__Given entries__

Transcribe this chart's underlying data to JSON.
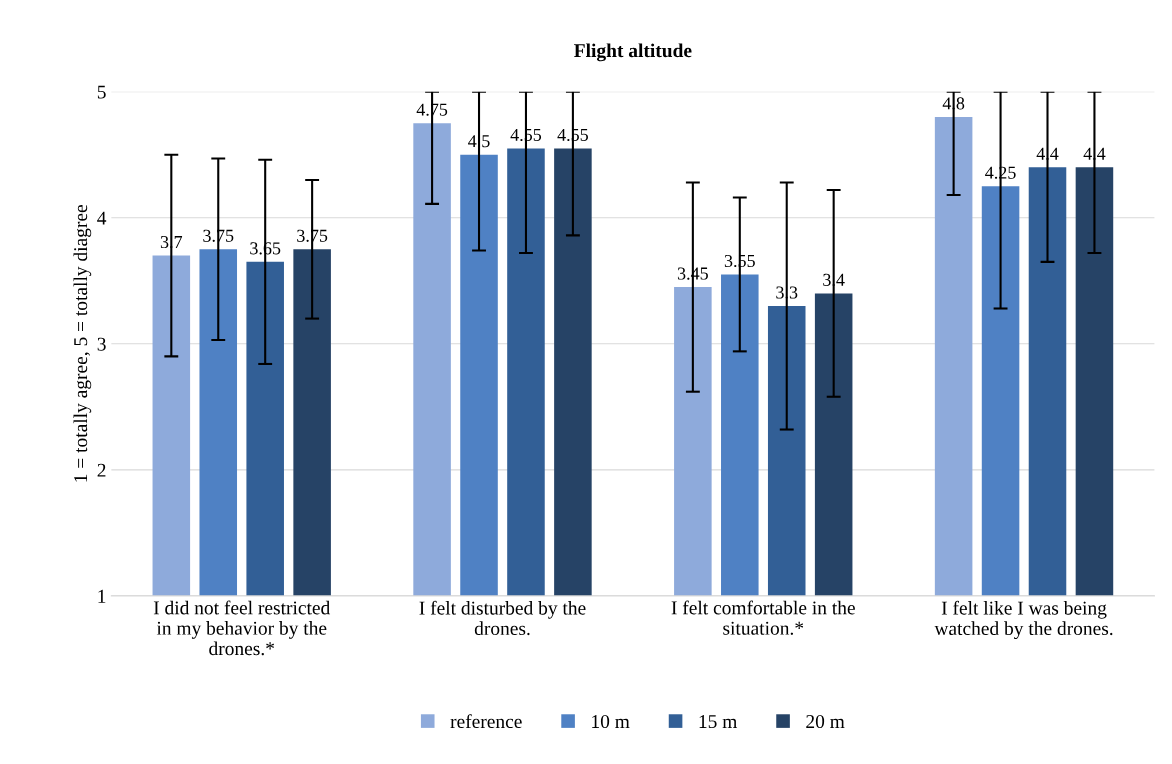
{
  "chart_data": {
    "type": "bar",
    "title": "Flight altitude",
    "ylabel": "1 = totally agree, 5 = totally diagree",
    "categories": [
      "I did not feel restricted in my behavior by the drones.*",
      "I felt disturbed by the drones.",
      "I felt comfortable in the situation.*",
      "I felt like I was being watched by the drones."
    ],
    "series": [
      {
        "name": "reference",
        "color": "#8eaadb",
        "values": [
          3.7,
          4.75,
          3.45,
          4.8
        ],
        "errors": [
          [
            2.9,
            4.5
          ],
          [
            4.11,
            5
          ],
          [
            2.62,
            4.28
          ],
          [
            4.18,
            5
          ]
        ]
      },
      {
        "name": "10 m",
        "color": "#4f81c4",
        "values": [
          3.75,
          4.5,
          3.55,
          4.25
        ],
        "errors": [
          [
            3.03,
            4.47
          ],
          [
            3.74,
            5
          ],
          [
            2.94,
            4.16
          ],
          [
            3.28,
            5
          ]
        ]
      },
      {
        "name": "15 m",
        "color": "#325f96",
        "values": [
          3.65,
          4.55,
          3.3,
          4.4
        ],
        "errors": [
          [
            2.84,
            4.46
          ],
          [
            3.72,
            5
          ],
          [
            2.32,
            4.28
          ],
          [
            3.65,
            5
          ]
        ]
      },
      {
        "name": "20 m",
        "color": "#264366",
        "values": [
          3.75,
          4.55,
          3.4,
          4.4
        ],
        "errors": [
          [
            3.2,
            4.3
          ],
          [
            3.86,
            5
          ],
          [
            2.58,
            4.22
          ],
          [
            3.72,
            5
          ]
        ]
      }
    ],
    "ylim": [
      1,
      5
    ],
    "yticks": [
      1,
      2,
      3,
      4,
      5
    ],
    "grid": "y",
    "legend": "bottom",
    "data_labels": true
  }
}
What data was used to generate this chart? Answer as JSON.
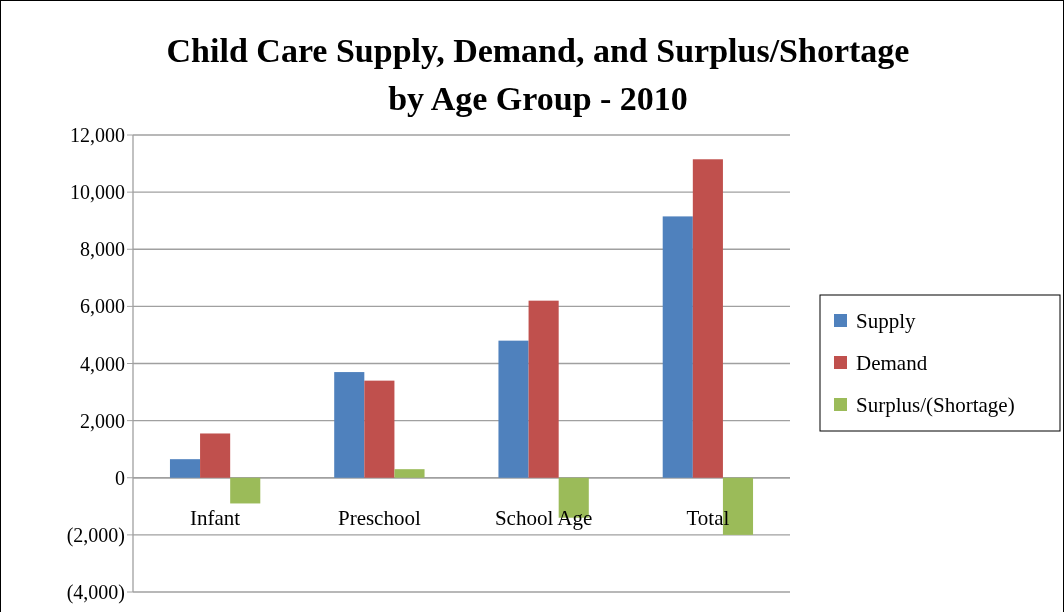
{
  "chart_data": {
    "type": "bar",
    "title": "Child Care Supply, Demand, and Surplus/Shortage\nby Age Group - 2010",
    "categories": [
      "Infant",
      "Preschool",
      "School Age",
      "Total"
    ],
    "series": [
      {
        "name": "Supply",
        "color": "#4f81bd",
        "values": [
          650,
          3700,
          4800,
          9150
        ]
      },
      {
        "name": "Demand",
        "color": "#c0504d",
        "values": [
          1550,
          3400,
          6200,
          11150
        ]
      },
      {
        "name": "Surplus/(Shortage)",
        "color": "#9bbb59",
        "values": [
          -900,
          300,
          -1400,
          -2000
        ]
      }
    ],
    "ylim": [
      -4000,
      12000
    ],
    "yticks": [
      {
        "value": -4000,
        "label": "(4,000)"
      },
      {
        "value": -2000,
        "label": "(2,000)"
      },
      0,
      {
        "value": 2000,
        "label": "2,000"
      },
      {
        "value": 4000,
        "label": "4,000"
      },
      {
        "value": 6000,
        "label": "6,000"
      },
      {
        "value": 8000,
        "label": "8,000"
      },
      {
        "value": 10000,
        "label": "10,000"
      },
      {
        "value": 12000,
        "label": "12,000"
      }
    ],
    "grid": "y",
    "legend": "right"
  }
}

__Given instruction__
Count the lines in the material above where the string "Surplus" appears, then state only that count.

__The result__
2